■ TASK INPUT
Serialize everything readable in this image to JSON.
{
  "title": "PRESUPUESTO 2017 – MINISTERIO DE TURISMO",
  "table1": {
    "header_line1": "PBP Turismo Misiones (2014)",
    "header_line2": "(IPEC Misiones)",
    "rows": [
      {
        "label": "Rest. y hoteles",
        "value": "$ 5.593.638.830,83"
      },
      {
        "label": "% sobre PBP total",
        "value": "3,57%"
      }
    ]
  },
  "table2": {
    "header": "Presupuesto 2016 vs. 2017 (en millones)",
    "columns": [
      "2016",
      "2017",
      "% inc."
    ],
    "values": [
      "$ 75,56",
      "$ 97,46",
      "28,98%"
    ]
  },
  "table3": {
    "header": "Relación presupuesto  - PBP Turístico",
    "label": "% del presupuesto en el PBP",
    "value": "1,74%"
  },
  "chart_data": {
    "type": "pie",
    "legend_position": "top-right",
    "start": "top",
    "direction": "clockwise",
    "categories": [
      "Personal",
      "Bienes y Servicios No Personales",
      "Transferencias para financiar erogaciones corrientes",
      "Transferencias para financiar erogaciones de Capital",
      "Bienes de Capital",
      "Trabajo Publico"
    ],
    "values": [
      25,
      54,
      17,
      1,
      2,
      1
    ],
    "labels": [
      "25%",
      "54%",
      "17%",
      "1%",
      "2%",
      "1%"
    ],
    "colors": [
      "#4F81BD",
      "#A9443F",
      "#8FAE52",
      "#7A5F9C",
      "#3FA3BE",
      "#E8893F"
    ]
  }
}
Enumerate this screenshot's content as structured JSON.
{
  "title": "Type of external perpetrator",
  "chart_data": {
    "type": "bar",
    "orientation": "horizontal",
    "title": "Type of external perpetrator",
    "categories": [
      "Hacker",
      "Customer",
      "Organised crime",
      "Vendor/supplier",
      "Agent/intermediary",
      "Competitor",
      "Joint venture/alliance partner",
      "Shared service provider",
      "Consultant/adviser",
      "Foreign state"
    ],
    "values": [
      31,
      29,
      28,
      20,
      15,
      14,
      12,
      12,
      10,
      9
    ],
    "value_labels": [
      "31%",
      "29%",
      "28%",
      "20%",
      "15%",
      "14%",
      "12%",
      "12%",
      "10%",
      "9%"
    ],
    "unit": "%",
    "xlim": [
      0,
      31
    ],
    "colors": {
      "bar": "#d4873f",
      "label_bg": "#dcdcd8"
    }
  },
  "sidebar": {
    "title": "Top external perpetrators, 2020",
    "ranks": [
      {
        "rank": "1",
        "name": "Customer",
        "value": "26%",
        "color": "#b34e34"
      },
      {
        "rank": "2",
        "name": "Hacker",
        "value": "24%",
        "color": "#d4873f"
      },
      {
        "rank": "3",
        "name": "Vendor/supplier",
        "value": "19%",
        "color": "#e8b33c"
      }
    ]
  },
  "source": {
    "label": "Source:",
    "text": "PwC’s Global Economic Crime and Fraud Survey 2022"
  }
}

■ DIRECTIONS FOR THIS TASK
Reproduce all data above, unchanged.

■ SOLUTION FOR THIS EXERCISE
Serialize everything readable in this image to JSON.
{
  "title": "PRESUPUESTO 2017 – MINISTERIO DE TURISMO",
  "table1": {
    "header_line1": "PBP Turismo Misiones (2014)",
    "header_line2": "(IPEC Misiones)",
    "rows": [
      {
        "label": "Rest. y hoteles",
        "value": "$ 5.593.638.830,83"
      },
      {
        "label": "% sobre PBP total",
        "value": "3,57%"
      }
    ]
  },
  "table2": {
    "header": "Presupuesto 2016 vs. 2017 (en millones)",
    "columns": [
      "2016",
      "2017",
      "% inc."
    ],
    "values": [
      "$ 75,56",
      "$ 97,46",
      "28,98%"
    ]
  },
  "table3": {
    "header": "Relación presupuesto  - PBP Turístico",
    "label": "% del presupuesto en el PBP",
    "value": "1,74%"
  },
  "chart_data": {
    "type": "pie",
    "legend_position": "top-right",
    "start": "top",
    "direction": "clockwise",
    "categories": [
      "Personal",
      "Bienes y Servicios No Personales",
      "Transferencias para financiar erogaciones corrientes",
      "Transferencias para financiar erogaciones de Capital",
      "Bienes de Capital",
      "Trabajo Publico"
    ],
    "values": [
      25,
      54,
      17,
      1,
      2,
      1
    ],
    "labels": [
      "25%",
      "54%",
      "17%",
      "1%",
      "2%",
      "1%"
    ],
    "colors": [
      "#4F81BD",
      "#A9443F",
      "#8FAE52",
      "#7A5F9C",
      "#3FA3BE",
      "#E8893F"
    ]
  }
}
Enumerate this screenshot's content as structured JSON.
{
  "title": "Type of external perpetrator",
  "chart_data": {
    "type": "bar",
    "orientation": "horizontal",
    "title": "Type of external perpetrator",
    "categories": [
      "Hacker",
      "Customer",
      "Organised crime",
      "Vendor/supplier",
      "Agent/intermediary",
      "Competitor",
      "Joint venture/alliance partner",
      "Shared service provider",
      "Consultant/adviser",
      "Foreign state"
    ],
    "values": [
      31,
      29,
      28,
      20,
      15,
      14,
      12,
      12,
      10,
      9
    ],
    "value_labels": [
      "31%",
      "29%",
      "28%",
      "20%",
      "15%",
      "14%",
      "12%",
      "12%",
      "10%",
      "9%"
    ],
    "unit": "%",
    "xlim": [
      0,
      31
    ],
    "colors": {
      "bar": "#d4873f",
      "label_bg": "#dcdcd8"
    }
  },
  "sidebar": {
    "title": "Top external perpetrators, 2020",
    "ranks": [
      {
        "rank": "1",
        "name": "Customer",
        "value": "26%",
        "color": "#b34e34"
      },
      {
        "rank": "2",
        "name": "Hacker",
        "value": "24%",
        "color": "#d4873f"
      },
      {
        "rank": "3",
        "name": "Vendor/supplier",
        "value": "19%",
        "color": "#e8b33c"
      }
    ]
  },
  "source": {
    "label": "Source:",
    "text": "PwC’s Global Economic Crime and Fraud Survey 2022"
  }
}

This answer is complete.